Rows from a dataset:
## Begin

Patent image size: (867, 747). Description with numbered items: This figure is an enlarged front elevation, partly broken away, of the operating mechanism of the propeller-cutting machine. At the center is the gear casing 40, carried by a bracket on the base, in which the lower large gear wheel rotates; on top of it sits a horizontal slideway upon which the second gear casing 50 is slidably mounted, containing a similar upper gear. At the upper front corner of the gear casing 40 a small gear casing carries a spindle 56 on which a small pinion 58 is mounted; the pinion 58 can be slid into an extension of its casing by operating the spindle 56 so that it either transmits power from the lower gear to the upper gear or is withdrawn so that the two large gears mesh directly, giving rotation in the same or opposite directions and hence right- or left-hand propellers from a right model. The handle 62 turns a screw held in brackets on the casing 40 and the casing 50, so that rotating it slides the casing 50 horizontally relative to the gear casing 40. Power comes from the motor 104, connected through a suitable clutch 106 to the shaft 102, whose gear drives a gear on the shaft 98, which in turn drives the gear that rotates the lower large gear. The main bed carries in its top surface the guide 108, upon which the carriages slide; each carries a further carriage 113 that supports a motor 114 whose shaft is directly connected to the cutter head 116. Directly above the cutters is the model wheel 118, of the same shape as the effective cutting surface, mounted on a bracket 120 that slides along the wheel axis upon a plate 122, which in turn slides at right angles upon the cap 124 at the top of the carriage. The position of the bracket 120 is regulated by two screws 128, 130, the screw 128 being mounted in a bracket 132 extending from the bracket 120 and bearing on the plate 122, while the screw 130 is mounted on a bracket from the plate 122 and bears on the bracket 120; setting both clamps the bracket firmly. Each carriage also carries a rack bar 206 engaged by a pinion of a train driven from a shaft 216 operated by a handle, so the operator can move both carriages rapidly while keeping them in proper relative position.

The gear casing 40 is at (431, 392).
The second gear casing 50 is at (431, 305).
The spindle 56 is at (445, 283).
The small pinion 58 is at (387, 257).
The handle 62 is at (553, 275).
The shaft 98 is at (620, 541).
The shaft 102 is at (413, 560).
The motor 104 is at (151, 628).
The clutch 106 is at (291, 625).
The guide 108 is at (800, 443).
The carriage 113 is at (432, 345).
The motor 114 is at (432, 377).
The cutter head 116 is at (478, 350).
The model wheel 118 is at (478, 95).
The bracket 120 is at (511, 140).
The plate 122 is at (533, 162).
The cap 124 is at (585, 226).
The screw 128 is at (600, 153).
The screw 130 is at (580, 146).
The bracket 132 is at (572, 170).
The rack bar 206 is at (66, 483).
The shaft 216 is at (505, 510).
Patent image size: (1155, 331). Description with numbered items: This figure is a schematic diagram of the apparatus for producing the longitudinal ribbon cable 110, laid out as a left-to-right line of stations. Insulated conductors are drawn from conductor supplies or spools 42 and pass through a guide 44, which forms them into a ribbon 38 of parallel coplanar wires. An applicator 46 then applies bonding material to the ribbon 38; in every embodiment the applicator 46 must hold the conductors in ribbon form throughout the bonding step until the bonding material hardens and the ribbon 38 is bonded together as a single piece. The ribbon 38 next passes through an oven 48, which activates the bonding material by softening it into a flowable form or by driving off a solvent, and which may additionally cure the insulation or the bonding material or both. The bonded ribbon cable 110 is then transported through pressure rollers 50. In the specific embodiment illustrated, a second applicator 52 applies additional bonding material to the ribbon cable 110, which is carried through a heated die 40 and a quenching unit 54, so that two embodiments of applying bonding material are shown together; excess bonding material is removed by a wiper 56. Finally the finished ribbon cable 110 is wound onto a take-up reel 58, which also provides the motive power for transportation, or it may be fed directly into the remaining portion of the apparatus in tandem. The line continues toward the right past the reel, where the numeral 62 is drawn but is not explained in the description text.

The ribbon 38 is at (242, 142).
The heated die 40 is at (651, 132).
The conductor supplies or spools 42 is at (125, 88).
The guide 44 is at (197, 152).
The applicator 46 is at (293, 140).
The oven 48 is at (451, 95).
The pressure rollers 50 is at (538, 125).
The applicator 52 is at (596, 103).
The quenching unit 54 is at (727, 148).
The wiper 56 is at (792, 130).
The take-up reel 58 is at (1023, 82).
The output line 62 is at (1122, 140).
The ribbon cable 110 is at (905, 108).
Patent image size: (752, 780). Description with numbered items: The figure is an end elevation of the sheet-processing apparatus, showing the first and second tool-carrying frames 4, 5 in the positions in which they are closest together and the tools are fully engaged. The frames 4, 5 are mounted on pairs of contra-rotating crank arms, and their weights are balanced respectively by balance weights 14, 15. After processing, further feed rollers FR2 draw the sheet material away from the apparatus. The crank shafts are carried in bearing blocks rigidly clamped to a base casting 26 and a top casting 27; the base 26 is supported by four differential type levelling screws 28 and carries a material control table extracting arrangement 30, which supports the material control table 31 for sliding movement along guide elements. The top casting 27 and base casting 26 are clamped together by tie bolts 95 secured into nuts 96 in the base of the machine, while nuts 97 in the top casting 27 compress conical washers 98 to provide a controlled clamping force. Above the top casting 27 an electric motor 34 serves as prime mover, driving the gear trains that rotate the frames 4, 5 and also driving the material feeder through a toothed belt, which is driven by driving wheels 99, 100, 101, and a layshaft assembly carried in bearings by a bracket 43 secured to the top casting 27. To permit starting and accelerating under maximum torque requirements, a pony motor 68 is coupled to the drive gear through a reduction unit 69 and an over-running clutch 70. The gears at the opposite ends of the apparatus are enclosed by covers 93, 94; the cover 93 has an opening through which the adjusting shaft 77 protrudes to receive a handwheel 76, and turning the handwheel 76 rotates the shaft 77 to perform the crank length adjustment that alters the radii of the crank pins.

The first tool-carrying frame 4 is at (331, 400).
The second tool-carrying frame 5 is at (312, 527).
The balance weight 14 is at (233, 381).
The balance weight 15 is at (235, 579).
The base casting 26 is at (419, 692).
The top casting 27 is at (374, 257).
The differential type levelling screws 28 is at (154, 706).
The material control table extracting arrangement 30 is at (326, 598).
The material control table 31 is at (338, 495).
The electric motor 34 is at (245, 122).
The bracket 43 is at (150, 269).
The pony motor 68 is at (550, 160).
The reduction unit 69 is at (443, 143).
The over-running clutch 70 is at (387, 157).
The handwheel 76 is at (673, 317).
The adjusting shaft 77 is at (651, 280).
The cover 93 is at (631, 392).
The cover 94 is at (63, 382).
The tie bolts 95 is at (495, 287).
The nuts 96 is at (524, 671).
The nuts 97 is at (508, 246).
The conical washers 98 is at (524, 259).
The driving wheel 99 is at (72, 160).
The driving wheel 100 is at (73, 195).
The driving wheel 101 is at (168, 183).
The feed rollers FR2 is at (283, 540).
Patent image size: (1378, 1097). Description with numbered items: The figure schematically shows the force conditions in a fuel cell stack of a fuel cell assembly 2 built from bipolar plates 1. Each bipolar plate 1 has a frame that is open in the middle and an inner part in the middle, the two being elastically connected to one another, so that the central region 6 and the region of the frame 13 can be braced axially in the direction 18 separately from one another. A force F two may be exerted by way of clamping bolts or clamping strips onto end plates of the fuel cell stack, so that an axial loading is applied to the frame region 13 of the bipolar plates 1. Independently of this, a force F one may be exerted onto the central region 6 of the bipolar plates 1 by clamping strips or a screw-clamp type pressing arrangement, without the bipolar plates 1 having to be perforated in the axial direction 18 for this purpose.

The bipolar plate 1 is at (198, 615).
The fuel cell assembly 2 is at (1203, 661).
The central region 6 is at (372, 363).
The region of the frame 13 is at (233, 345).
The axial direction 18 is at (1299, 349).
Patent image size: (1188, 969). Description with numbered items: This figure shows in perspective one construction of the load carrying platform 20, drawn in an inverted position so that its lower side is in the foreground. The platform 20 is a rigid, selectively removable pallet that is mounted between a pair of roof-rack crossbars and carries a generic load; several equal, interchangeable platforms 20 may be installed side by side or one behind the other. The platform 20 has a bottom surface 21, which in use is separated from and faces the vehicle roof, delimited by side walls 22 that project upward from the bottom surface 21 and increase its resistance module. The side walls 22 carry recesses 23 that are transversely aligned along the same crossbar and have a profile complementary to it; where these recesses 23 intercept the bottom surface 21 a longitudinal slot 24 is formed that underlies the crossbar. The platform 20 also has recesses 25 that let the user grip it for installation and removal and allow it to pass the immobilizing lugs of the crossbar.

## End

## Required work
Retype the lines beginning with the line that contains "Patent image size: (1378, 1097)." and ending with the line that contains "The axial direction 18 is at (1299, 349).", including both of those lines.

## Correct response
Patent image size: (1378, 1097). Description with numbered items: The figure schematically shows the force conditions in a fuel cell stack of a fuel cell assembly 2 built from bipolar plates 1. Each bipolar plate 1 has a frame that is open in the middle and an inner part in the middle, the two being elastically connected to one another, so that the central region 6 and the region of the frame 13 can be braced axially in the direction 18 separately from one another. A force F two may be exerted by way of clamping bolts or clamping strips onto end plates of the fuel cell stack, so that an axial loading is applied to the frame region 13 of the bipolar plates 1. Independently of this, a force F one may be exerted onto the central region 6 of the bipolar plates 1 by clamping strips or a screw-clamp type pressing arrangement, without the bipolar plates 1 having to be perforated in the axial direction 18 for this purpose.

The bipolar plate 1 is at (198, 615).
The fuel cell assembly 2 is at (1203, 661).
The central region 6 is at (372, 363).
The region of the frame 13 is at (233, 345).
The axial direction 18 is at (1299, 349).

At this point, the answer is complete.